• Material to process:
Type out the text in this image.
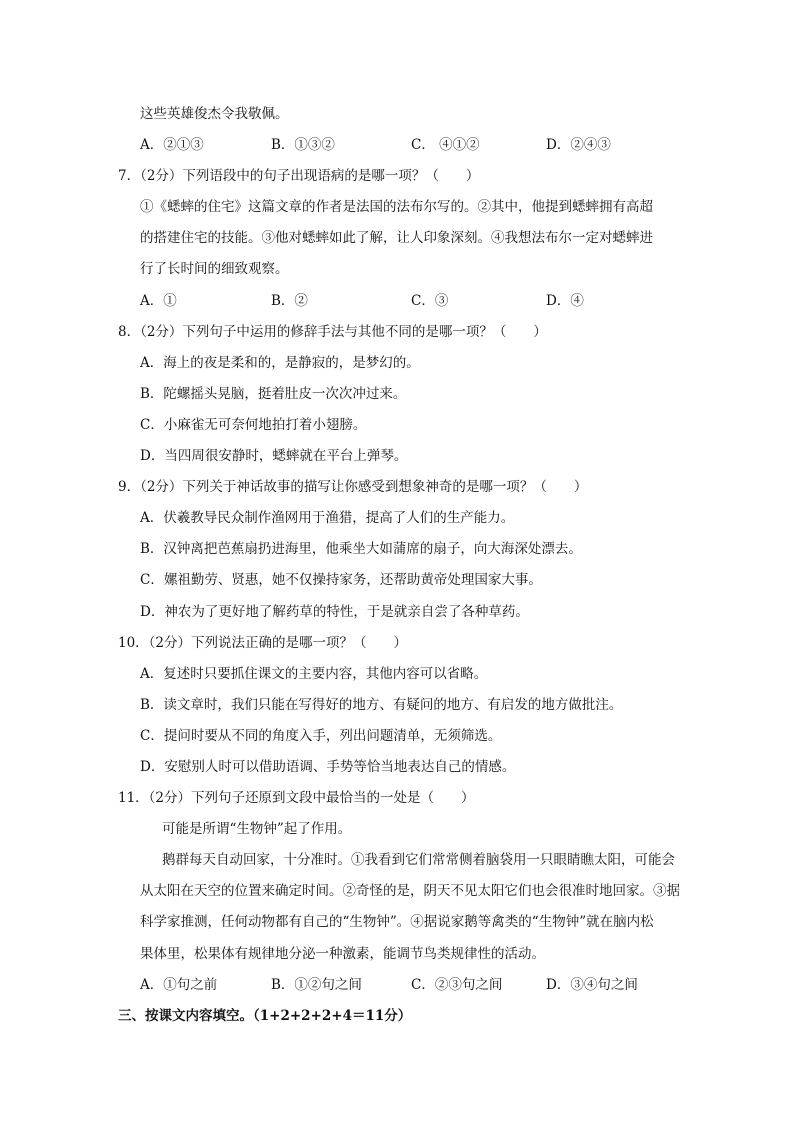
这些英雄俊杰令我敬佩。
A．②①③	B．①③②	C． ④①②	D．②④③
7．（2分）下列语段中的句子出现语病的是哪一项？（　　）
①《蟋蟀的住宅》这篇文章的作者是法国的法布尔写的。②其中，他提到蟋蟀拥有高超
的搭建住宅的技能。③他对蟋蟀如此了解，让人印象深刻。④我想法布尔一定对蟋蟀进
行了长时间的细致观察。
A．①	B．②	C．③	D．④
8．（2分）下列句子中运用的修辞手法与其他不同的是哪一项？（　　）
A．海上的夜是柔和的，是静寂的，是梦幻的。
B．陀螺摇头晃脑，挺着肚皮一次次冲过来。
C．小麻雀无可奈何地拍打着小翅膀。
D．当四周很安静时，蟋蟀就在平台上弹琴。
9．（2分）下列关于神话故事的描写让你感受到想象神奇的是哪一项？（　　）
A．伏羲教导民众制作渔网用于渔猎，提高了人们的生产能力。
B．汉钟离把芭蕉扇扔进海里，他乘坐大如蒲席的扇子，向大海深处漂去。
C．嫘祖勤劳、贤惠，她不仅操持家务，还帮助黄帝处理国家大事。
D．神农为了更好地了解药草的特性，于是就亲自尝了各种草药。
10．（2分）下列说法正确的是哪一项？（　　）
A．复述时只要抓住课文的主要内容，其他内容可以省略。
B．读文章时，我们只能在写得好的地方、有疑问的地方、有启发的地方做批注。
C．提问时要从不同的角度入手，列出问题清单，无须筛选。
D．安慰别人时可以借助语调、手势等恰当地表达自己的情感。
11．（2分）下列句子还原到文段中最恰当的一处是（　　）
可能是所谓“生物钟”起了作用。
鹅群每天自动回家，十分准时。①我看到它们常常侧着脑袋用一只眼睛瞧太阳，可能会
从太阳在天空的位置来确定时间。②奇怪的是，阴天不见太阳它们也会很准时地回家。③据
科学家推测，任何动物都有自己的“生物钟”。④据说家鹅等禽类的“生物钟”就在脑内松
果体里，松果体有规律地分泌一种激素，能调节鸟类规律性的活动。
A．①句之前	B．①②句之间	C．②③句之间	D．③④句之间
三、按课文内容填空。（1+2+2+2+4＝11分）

• Aim of the task: Your copy should hold every record word for word and none of the pictures.

• Solution to this problem:
Type out the text in this image.
这些英雄俊杰令我敬佩。
A．②①③	B．①③②	C． ④①②	D．②④③
7．（2分）下列语段中的句子出现语病的是哪一项？（　　）
①《蟋蟀的住宅》这篇文章的作者是法国的法布尔写的。②其中，他提到蟋蟀拥有高超
的搭建住宅的技能。③他对蟋蟀如此了解，让人印象深刻。④我想法布尔一定对蟋蟀进
行了长时间的细致观察。
A．①	B．②	C．③	D．④
8．（2分）下列句子中运用的修辞手法与其他不同的是哪一项？（　　）
A．海上的夜是柔和的，是静寂的，是梦幻的。
B．陀螺摇头晃脑，挺着肚皮一次次冲过来。
C．小麻雀无可奈何地拍打着小翅膀。
D．当四周很安静时，蟋蟀就在平台上弹琴。
9．（2分）下列关于神话故事的描写让你感受到想象神奇的是哪一项？（　　）
A．伏羲教导民众制作渔网用于渔猎，提高了人们的生产能力。
B．汉钟离把芭蕉扇扔进海里，他乘坐大如蒲席的扇子，向大海深处漂去。
C．嫘祖勤劳、贤惠，她不仅操持家务，还帮助黄帝处理国家大事。
D．神农为了更好地了解药草的特性，于是就亲自尝了各种草药。
10．（2分）下列说法正确的是哪一项？（　　）
A．复述时只要抓住课文的主要内容，其他内容可以省略。
B．读文章时，我们只能在写得好的地方、有疑问的地方、有启发的地方做批注。
C．提问时要从不同的角度入手，列出问题清单，无须筛选。
D．安慰别人时可以借助语调、手势等恰当地表达自己的情感。
11．（2分）下列句子还原到文段中最恰当的一处是（　　）
可能是所谓“生物钟”起了作用。
鹅群每天自动回家，十分准时。①我看到它们常常侧着脑袋用一只眼睛瞧太阳，可能会
从太阳在天空的位置来确定时间。②奇怪的是，阴天不见太阳它们也会很准时地回家。③据
科学家推测，任何动物都有自己的“生物钟”。④据说家鹅等禽类的“生物钟”就在脑内松
果体里，松果体有规律地分泌一种激素，能调节鸟类规律性的活动。
A．①句之前	B．①②句之间	C．②③句之间	D．③④句之间
三、按课文内容填空。（1+2+2+2+4＝11分）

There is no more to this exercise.